## Extracted material
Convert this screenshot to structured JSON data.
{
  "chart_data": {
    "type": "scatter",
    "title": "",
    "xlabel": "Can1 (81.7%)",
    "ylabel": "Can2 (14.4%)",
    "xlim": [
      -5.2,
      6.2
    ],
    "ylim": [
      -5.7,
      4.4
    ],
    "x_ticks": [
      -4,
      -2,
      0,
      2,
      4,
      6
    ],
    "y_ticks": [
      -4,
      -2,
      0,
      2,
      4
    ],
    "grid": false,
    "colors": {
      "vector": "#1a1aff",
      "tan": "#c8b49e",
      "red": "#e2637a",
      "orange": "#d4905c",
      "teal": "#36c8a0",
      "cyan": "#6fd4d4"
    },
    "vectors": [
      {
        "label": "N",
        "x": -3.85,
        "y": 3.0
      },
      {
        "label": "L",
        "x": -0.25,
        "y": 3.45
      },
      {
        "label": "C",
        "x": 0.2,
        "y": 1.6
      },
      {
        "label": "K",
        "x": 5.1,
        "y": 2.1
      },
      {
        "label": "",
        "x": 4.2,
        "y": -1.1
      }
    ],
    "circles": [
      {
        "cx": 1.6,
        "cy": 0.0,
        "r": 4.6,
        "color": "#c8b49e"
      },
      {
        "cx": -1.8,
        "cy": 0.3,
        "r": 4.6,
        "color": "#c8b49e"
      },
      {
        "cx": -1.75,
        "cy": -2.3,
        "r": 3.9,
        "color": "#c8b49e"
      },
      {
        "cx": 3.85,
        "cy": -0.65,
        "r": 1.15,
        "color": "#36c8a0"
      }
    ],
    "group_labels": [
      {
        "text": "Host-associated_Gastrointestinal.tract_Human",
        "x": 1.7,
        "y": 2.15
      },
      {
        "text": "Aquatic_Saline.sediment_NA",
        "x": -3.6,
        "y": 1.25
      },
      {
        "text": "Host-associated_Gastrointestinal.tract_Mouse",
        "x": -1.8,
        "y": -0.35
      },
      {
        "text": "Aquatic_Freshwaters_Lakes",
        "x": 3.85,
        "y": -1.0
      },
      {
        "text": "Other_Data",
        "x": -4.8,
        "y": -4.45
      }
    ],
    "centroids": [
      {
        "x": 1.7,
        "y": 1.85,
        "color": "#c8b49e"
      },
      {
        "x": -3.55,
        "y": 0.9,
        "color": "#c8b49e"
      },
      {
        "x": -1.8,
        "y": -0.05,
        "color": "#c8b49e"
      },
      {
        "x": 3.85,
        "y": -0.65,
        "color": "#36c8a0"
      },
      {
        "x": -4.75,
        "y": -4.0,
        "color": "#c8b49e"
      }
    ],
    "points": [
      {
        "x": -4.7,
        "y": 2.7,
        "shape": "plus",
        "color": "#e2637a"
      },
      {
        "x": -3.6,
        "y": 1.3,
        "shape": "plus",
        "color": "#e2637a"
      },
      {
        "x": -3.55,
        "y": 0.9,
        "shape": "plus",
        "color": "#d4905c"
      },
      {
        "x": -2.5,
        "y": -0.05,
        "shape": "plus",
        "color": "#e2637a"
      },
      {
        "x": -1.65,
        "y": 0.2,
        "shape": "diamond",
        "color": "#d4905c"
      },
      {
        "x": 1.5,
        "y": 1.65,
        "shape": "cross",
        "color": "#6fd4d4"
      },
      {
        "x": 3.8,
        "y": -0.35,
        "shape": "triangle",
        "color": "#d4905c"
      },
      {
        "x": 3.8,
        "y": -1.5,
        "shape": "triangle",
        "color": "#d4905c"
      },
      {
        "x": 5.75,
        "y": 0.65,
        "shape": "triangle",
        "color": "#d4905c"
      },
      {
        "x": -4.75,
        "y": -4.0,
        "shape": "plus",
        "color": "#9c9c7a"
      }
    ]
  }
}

## Instructions for the task
Each line of the material should be echoed exactly.

## Answer for the task
Convert this screenshot to structured JSON data.
{
  "chart_data": {
    "type": "scatter",
    "title": "",
    "xlabel": "Can1 (81.7%)",
    "ylabel": "Can2 (14.4%)",
    "xlim": [
      -5.2,
      6.2
    ],
    "ylim": [
      -5.7,
      4.4
    ],
    "x_ticks": [
      -4,
      -2,
      0,
      2,
      4,
      6
    ],
    "y_ticks": [
      -4,
      -2,
      0,
      2,
      4
    ],
    "grid": false,
    "colors": {
      "vector": "#1a1aff",
      "tan": "#c8b49e",
      "red": "#e2637a",
      "orange": "#d4905c",
      "teal": "#36c8a0",
      "cyan": "#6fd4d4"
    },
    "vectors": [
      {
        "label": "N",
        "x": -3.85,
        "y": 3.0
      },
      {
        "label": "L",
        "x": -0.25,
        "y": 3.45
      },
      {
        "label": "C",
        "x": 0.2,
        "y": 1.6
      },
      {
        "label": "K",
        "x": 5.1,
        "y": 2.1
      },
      {
        "label": "",
        "x": 4.2,
        "y": -1.1
      }
    ],
    "circles": [
      {
        "cx": 1.6,
        "cy": 0.0,
        "r": 4.6,
        "color": "#c8b49e"
      },
      {
        "cx": -1.8,
        "cy": 0.3,
        "r": 4.6,
        "color": "#c8b49e"
      },
      {
        "cx": -1.75,
        "cy": -2.3,
        "r": 3.9,
        "color": "#c8b49e"
      },
      {
        "cx": 3.85,
        "cy": -0.65,
        "r": 1.15,
        "color": "#36c8a0"
      }
    ],
    "group_labels": [
      {
        "text": "Host-associated_Gastrointestinal.tract_Human",
        "x": 1.7,
        "y": 2.15
      },
      {
        "text": "Aquatic_Saline.sediment_NA",
        "x": -3.6,
        "y": 1.25
      },
      {
        "text": "Host-associated_Gastrointestinal.tract_Mouse",
        "x": -1.8,
        "y": -0.35
      },
      {
        "text": "Aquatic_Freshwaters_Lakes",
        "x": 3.85,
        "y": -1.0
      },
      {
        "text": "Other_Data",
        "x": -4.8,
        "y": -4.45
      }
    ],
    "centroids": [
      {
        "x": 1.7,
        "y": 1.85,
        "color": "#c8b49e"
      },
      {
        "x": -3.55,
        "y": 0.9,
        "color": "#c8b49e"
      },
      {
        "x": -1.8,
        "y": -0.05,
        "color": "#c8b49e"
      },
      {
        "x": 3.85,
        "y": -0.65,
        "color": "#36c8a0"
      },
      {
        "x": -4.75,
        "y": -4.0,
        "color": "#c8b49e"
      }
    ],
    "points": [
      {
        "x": -4.7,
        "y": 2.7,
        "shape": "plus",
        "color": "#e2637a"
      },
      {
        "x": -3.6,
        "y": 1.3,
        "shape": "plus",
        "color": "#e2637a"
      },
      {
        "x": -3.55,
        "y": 0.9,
        "shape": "plus",
        "color": "#d4905c"
      },
      {
        "x": -2.5,
        "y": -0.05,
        "shape": "plus",
        "color": "#e2637a"
      },
      {
        "x": -1.65,
        "y": 0.2,
        "shape": "diamond",
        "color": "#d4905c"
      },
      {
        "x": 1.5,
        "y": 1.65,
        "shape": "cross",
        "color": "#6fd4d4"
      },
      {
        "x": 3.8,
        "y": -0.35,
        "shape": "triangle",
        "color": "#d4905c"
      },
      {
        "x": 3.8,
        "y": -1.5,
        "shape": "triangle",
        "color": "#d4905c"
      },
      {
        "x": 5.75,
        "y": 0.65,
        "shape": "triangle",
        "color": "#d4905c"
      },
      {
        "x": -4.75,
        "y": -4.0,
        "shape": "plus",
        "color": "#9c9c7a"
      }
    ]
  }
}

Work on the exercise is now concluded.